We illustrate these different preference relations using the following example. Let us consider Table 1 which gives the scores of five documents evaluated according to a pseudo-criterion g. Table 2 gives the different thresholds of this criterion. In this illustration, we denote g ij  = g(d i ) − g(d j ) which corresponds to the difference of the scores of documents d i and d j according to criterion g. Table 3 reports the differences of document scores and Table 4 gives the relational interpretation of such differences. For instance, since \(q \leq g_{13}=0.3 \leq p\) the weak preference relation holds between d 1 and d 3. Moreover, since \(g_{15} > v > p\) both the strict preference relation as well as the veto relation hold between d 1 and d 5. This involves, in particular, that criterion g imposes its veto to the assertion ‘d 5 is at least as good as d 1’, whatever the scores on other criteria.

Table 1 Documents scores according to g
Table 2 Threshold values of g
Table 3 Difference of document scores w.r.t. g
Table 4 Partial preference relations between documents w.r.t. g

5 Filtering procedure

In this section, we show how it is possible to get the top k best relevant documents using acceptance profiles. In fact, acceptance profiles allows us to discriminate documents that can be considered better than the acceptance profile. Different procedures can be used to obtain the top k best relevant documents. We give one such procedure.

Suppose that we have a set D of n documents, possibly resulting from the application of a first boolean filter, and we need to retain only the top k best documents, using an acceptance profile, i.e., acceptance thresholds a j on each criterion g j . The problem is to define these values \(a_j\,(j=1, \ldots, p)\) such that the set of acceptable documents \(A=\{d\,{\in}\,D | g_j(d) {\geq a_j}{\,\,}(j=1, {\ldots,}\,p)\}\) has an approximate cardinality of k. A simple way of setting and adjusting values a j   (j = 1,…,p) is to use a single parameter α corresponding to a percentile used on all criteria scales. Considering that we want to retain, for each criterion, a proportion α of the documents so as to retain globally a proportion \(\frac{k}{n}\) of documents from D,  α can be set to an initial value of \(\root{p} \of {\frac{k}{n}}.\) Using a dichotomic procedure, α can be adjusted so as to obtain the required size for the filtered set A.

6 Ranking procedure

In order to get a global relevance model on the set of documents, we use outranking approaches (Roy 1991), which are quite appropriate regarding the specificities of Sect. 3.2 and are based on a partial compensatory logic. They consist of two phases: an aggregation phase and an exploitation phase. We hereafter give details about both phases. In Sect. 6.3, we illustrate how they work precisely using a simple example.

• [Tasks to carry out]:
a) Decide whether each statement agrees with the document-ranking excerpt, answering yes or no and quoting the deciding words: (i) both strict preference and veto hold between d 1 and d 5; (ii) the outranking approaches consist of three phases; (iii) α can be adjusted with a dichotomic procedure.
b) Quote the document-ranking excerpt from the words "Table 1 Documents scores" through the words "one such procedure.".

• [Excerpted records]:
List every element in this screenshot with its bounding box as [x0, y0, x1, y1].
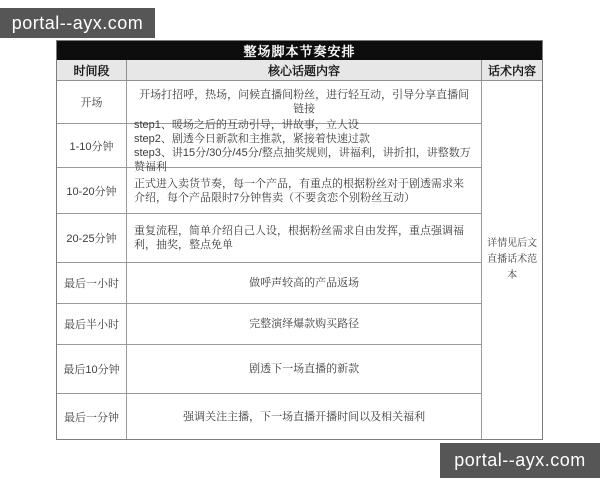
content-cell: 完整演绎爆款购买路径	[127, 304, 482, 344]
table-row-1-10min: 1-10分钟 step1、暖场之后的互动引导，讲故事，立人设 step2、剧透今…	[57, 124, 482, 168]
content-cell: 正式进入卖货节奏，每一个产品，有重点的根据粉丝对于剧透需求来介绍，每个产品限时7…	[127, 168, 482, 213]
table-row-20-25min: 20-25分钟 重复流程，简单介绍自己人设，根据粉丝需求自由发挥，重点强调福利，…	[57, 214, 482, 263]
script-schedule-table: 整场脚本节奏安排 时间段 核心话题内容 话术内容 开场 开场打招呼，热场，问候直…	[56, 40, 543, 440]
time-cell: 开场	[57, 81, 127, 123]
content-cell: 剧透下一场直播的新款	[127, 345, 482, 393]
watermark-top: portal--ayx.com	[0, 8, 155, 38]
content-cell: step1、暖场之后的互动引导，讲故事，立人设 step2、剧透今日新款和主推款…	[127, 124, 482, 167]
time-cell: 最后一小时	[57, 263, 127, 303]
table-row-last-hour: 最后一小时 做呼声较高的产品返场	[57, 263, 482, 304]
column-header-script: 话术内容	[482, 60, 542, 80]
table-body: 开场 开场打招呼，热场，问候直播间粉丝，进行轻互动，引导分享直播间链接 1-10…	[57, 81, 542, 439]
time-cell: 1-10分钟	[57, 124, 127, 167]
script-note-merged-cell: 详情见后文直播话术范本	[482, 81, 542, 439]
column-header-time: 时间段	[57, 60, 127, 80]
table-title: 整场脚本节奏安排	[57, 41, 542, 60]
time-cell: 10-20分钟	[57, 168, 127, 213]
table-rows: 开场 开场打招呼，热场，问候直播间粉丝，进行轻互动，引导分享直播间链接 1-10…	[57, 81, 482, 439]
table-row-last-10min: 最后10分钟 剧透下一场直播的新款	[57, 345, 482, 394]
table-row-last-minute: 最后一分钟 强调关注主播，下一场直播开播时间以及相关福利	[57, 394, 482, 439]
time-cell: 20-25分钟	[57, 214, 127, 262]
content-cell: 做呼声较高的产品返场	[127, 263, 482, 303]
content-cell: 强调关注主播，下一场直播开播时间以及相关福利	[127, 394, 482, 439]
time-cell: 最后10分钟	[57, 345, 127, 393]
time-cell: 最后半小时	[57, 304, 127, 344]
table-header-row: 时间段 核心话题内容 话术内容	[57, 60, 542, 81]
table-row-10-20min: 10-20分钟 正式进入卖货节奏，每一个产品，有重点的根据粉丝对于剧透需求来介绍…	[57, 168, 482, 214]
watermark-bottom: portal--ayx.com	[440, 443, 600, 478]
time-cell: 最后一分钟	[57, 394, 127, 439]
column-header-core-topic: 核心话题内容	[127, 60, 482, 80]
content-cell: 重复流程，简单介绍自己人设，根据粉丝需求自由发挥，重点强调福利，抽奖，整点免单	[127, 214, 482, 262]
table-row-last-half-hour: 最后半小时 完整演绎爆款购买路径	[57, 304, 482, 345]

• [Full solutions]:
a)
(i) Yes: "both the strict preference relation as well as the veto relation hold between d 1 and d 5"
(ii) No: "They consist of two phases: an aggregation phase and an exploitation phase."
(iii) Yes: "Using a dichotomic procedure, α can be adjusted so as to obtain the required size for the filtered set A."

b)
Table 1 Documents scores according to g
Table 2 Threshold values of g
Table 3 Difference of document scores w.r.t. g
Table 4 Partial preference relations between documents w.r.t. g

5 Filtering procedure

In this section, we show how it is possible to get the top k best relevant documents using acceptance profiles. In fact, acceptance profiles allows us to discriminate documents that can be considered better than the acceptance profile. Different procedures can be used to obtain the top k best relevant documents. We give one such procedure.